**Written instruction**
Recast the data below as a numbered list, omitting any blank lines. Begin with the first line of the data and stop after the line that contains "632, 474, 650]".
>> start Dataset entries
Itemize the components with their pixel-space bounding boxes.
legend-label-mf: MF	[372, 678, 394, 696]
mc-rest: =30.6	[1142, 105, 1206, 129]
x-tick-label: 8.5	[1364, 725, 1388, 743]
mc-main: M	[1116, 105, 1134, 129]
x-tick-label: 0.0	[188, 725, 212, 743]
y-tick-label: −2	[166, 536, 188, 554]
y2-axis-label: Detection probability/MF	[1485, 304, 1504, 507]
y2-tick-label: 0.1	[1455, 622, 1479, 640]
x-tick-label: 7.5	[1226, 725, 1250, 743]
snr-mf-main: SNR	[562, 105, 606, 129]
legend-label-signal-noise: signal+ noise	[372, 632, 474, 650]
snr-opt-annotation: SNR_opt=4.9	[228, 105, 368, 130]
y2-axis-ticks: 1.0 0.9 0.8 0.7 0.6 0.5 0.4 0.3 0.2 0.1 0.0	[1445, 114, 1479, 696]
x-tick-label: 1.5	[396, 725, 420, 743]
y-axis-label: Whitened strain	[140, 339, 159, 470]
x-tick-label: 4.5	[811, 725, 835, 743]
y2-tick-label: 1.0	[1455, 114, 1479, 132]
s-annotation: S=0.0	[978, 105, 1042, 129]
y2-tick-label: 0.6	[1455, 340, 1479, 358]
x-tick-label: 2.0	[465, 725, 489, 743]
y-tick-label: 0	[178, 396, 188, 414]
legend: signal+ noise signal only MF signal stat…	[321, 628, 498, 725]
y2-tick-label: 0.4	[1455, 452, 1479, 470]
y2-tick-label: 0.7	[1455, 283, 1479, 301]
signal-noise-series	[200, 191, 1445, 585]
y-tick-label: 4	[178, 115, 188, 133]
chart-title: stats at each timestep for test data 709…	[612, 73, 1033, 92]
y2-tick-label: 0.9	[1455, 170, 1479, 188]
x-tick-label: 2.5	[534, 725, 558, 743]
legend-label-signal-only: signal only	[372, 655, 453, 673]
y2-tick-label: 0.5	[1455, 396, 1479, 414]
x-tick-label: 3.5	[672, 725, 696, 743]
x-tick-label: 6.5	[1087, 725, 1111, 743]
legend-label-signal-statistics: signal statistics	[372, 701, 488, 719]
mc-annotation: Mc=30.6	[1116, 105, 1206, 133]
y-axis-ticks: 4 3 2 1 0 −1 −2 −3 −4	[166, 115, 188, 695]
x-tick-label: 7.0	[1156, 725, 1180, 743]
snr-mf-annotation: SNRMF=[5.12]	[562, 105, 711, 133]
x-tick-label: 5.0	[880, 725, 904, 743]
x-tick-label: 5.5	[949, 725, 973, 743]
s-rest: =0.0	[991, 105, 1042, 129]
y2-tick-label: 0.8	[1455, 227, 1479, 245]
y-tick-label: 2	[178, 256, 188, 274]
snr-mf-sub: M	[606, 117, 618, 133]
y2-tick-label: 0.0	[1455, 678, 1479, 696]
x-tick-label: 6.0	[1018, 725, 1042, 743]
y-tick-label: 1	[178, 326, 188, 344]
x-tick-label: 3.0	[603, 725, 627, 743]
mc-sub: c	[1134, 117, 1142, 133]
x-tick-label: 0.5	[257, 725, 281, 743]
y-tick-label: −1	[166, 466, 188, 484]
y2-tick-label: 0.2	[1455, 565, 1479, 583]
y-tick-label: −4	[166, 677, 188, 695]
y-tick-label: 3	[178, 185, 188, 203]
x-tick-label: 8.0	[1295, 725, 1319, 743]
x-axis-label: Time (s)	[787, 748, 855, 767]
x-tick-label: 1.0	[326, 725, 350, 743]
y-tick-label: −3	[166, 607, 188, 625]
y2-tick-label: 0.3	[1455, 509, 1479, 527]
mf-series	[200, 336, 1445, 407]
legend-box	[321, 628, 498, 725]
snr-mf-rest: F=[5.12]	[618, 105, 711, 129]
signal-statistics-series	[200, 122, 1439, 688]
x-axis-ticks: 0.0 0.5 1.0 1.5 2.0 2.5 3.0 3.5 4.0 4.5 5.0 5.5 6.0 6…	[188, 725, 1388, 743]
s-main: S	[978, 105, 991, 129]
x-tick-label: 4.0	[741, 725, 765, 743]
>> end Dataset entries
**Answer to the problem**
1. Itemize the components with their pixel-space bounding boxes.
2. legend-label-mf: MF	[372, 678, 394, 696]
3. mc-rest: =30.6	[1142, 105, 1206, 129]
4. x-tick-label: 8.5	[1364, 725, 1388, 743]
5. mc-main: M	[1116, 105, 1134, 129]
6. x-tick-label: 0.0	[188, 725, 212, 743]
7. y-tick-label: −2	[166, 536, 188, 554]
8. y2-axis-label: Detection probability/MF	[1485, 304, 1504, 507]
9. y2-tick-label: 0.1	[1455, 622, 1479, 640]
10. x-tick-label: 7.5	[1226, 725, 1250, 743]
11. snr-mf-main: SNR	[562, 105, 606, 129]
12. legend-label-signal-noise: signal+ noise	[372, 632, 474, 650]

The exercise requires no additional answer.